====== STORED RECORDS

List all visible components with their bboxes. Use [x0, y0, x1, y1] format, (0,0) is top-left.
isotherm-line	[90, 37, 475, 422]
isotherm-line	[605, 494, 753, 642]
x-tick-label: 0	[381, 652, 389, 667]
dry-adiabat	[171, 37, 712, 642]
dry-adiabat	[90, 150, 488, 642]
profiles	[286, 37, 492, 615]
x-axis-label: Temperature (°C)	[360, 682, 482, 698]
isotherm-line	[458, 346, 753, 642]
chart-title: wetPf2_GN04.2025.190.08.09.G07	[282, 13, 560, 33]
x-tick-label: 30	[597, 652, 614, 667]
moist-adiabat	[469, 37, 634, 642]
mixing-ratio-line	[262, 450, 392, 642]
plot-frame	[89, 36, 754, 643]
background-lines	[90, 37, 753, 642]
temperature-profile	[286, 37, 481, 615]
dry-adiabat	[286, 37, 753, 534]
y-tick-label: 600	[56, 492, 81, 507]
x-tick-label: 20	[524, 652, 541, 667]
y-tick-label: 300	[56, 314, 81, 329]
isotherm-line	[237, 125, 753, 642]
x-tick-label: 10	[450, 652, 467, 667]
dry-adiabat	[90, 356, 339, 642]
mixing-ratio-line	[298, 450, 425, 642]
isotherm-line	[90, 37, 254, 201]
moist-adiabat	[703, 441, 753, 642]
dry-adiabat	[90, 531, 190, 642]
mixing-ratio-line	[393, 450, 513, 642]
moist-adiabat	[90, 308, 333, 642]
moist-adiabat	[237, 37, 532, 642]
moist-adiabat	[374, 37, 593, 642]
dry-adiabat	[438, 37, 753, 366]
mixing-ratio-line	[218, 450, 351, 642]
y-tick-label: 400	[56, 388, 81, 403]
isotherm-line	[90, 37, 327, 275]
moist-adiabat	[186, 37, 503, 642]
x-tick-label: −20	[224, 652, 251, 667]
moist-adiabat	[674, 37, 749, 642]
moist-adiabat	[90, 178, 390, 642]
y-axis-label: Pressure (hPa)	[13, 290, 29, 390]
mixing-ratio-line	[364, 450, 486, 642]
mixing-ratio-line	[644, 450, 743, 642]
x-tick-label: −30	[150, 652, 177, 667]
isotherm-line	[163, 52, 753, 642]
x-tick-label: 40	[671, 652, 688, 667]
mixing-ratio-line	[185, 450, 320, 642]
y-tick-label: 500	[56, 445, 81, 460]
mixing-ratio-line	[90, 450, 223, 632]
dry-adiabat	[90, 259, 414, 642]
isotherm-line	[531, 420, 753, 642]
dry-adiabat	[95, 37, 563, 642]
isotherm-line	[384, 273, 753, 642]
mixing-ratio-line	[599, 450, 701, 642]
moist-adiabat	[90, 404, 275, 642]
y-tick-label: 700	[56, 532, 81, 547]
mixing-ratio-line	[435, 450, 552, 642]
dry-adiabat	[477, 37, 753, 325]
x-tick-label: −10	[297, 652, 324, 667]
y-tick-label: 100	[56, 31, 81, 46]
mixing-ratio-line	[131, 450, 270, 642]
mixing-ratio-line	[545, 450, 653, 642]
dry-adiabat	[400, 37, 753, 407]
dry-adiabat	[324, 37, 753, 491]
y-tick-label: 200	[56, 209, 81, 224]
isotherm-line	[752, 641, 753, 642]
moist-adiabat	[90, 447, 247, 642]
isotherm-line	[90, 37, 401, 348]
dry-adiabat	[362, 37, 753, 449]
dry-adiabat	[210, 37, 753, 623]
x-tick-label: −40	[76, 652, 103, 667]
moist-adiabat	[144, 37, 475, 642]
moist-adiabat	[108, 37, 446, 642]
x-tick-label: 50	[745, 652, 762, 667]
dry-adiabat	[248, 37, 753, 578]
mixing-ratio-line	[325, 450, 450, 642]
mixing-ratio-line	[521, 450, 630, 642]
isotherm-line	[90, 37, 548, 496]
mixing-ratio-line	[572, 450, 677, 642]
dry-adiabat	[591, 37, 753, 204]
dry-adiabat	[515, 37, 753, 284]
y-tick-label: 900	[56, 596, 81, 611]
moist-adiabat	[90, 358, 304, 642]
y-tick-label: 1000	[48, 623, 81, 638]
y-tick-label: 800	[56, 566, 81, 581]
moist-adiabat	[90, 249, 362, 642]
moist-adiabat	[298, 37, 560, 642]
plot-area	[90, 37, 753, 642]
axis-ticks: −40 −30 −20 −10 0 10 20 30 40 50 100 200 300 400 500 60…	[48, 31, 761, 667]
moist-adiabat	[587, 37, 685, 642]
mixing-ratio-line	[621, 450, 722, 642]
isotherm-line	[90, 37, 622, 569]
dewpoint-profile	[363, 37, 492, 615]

============

Write out every line of the rows above again, unchanged and character for character.

◆ THE SOLUTION:
List all visible components with their bboxes. Use [x0, y0, x1, y1] format, (0,0) is top-left.
isotherm-line	[90, 37, 475, 422]
isotherm-line	[605, 494, 753, 642]
x-tick-label: 0	[381, 652, 389, 667]
dry-adiabat	[171, 37, 712, 642]
dry-adiabat	[90, 150, 488, 642]
profiles	[286, 37, 492, 615]
x-axis-label: Temperature (°C)	[360, 682, 482, 698]
isotherm-line	[458, 346, 753, 642]
chart-title: wetPf2_GN04.2025.190.08.09.G07	[282, 13, 560, 33]
x-tick-label: 30	[597, 652, 614, 667]
moist-adiabat	[469, 37, 634, 642]
mixing-ratio-line	[262, 450, 392, 642]
plot-frame	[89, 36, 754, 643]
background-lines	[90, 37, 753, 642]
temperature-profile	[286, 37, 481, 615]
dry-adiabat	[286, 37, 753, 534]
y-tick-label: 600	[56, 492, 81, 507]
x-tick-label: 20	[524, 652, 541, 667]
y-tick-label: 300	[56, 314, 81, 329]
isotherm-line	[237, 125, 753, 642]
x-tick-label: 10	[450, 652, 467, 667]
dry-adiabat	[90, 356, 339, 642]
mixing-ratio-line	[298, 450, 425, 642]
isotherm-line	[90, 37, 254, 201]
moist-adiabat	[703, 441, 753, 642]
dry-adiabat	[90, 531, 190, 642]
mixing-ratio-line	[393, 450, 513, 642]
moist-adiabat	[90, 308, 333, 642]
moist-adiabat	[237, 37, 532, 642]
moist-adiabat	[374, 37, 593, 642]
dry-adiabat	[438, 37, 753, 366]
mixing-ratio-line	[218, 450, 351, 642]
y-tick-label: 400	[56, 388, 81, 403]
isotherm-line	[90, 37, 327, 275]
moist-adiabat	[186, 37, 503, 642]
x-tick-label: −20	[224, 652, 251, 667]
moist-adiabat	[674, 37, 749, 642]
moist-adiabat	[90, 178, 390, 642]
y-axis-label: Pressure (hPa)	[13, 290, 29, 390]
mixing-ratio-line	[364, 450, 486, 642]
mixing-ratio-line	[644, 450, 743, 642]
x-tick-label: −30	[150, 652, 177, 667]
isotherm-line	[163, 52, 753, 642]
x-tick-label: 40	[671, 652, 688, 667]
mixing-ratio-line	[185, 450, 320, 642]
y-tick-label: 500	[56, 445, 81, 460]
mixing-ratio-line	[90, 450, 223, 632]
dry-adiabat	[90, 259, 414, 642]
isotherm-line	[531, 420, 753, 642]
dry-adiabat	[95, 37, 563, 642]
isotherm-line	[384, 273, 753, 642]
mixing-ratio-line	[599, 450, 701, 642]
moist-adiabat	[90, 404, 275, 642]
y-tick-label: 700	[56, 532, 81, 547]
mixing-ratio-line	[435, 450, 552, 642]
dry-adiabat	[477, 37, 753, 325]
x-tick-label: −10	[297, 652, 324, 667]
y-tick-label: 100	[56, 31, 81, 46]
mixing-ratio-line	[131, 450, 270, 642]
mixing-ratio-line	[545, 450, 653, 642]
dry-adiabat	[400, 37, 753, 407]
dry-adiabat	[324, 37, 753, 491]
y-tick-label: 200	[56, 209, 81, 224]
isotherm-line	[752, 641, 753, 642]
moist-adiabat	[90, 447, 247, 642]
isotherm-line	[90, 37, 401, 348]
dry-adiabat	[362, 37, 753, 449]
dry-adiabat	[210, 37, 753, 623]
x-tick-label: −40	[76, 652, 103, 667]
moist-adiabat	[144, 37, 475, 642]
moist-adiabat	[108, 37, 446, 642]
x-tick-label: 50	[745, 652, 762, 667]
dry-adiabat	[248, 37, 753, 578]
mixing-ratio-line	[325, 450, 450, 642]
mixing-ratio-line	[521, 450, 630, 642]
isotherm-line	[90, 37, 548, 496]
mixing-ratio-line	[572, 450, 677, 642]
dry-adiabat	[591, 37, 753, 204]
dry-adiabat	[515, 37, 753, 284]
y-tick-label: 900	[56, 596, 81, 611]
moist-adiabat	[90, 358, 304, 642]
y-tick-label: 1000	[48, 623, 81, 638]
y-tick-label: 800	[56, 566, 81, 581]
moist-adiabat	[90, 249, 362, 642]
moist-adiabat	[298, 37, 560, 642]
plot-area	[90, 37, 753, 642]
axis-ticks: −40 −30 −20 −10 0 10 20 30 40 50 100 200 300 400 500 60…	[48, 31, 761, 667]
moist-adiabat	[587, 37, 685, 642]
mixing-ratio-line	[621, 450, 722, 642]
isotherm-line	[90, 37, 622, 569]
dewpoint-profile	[363, 37, 492, 615]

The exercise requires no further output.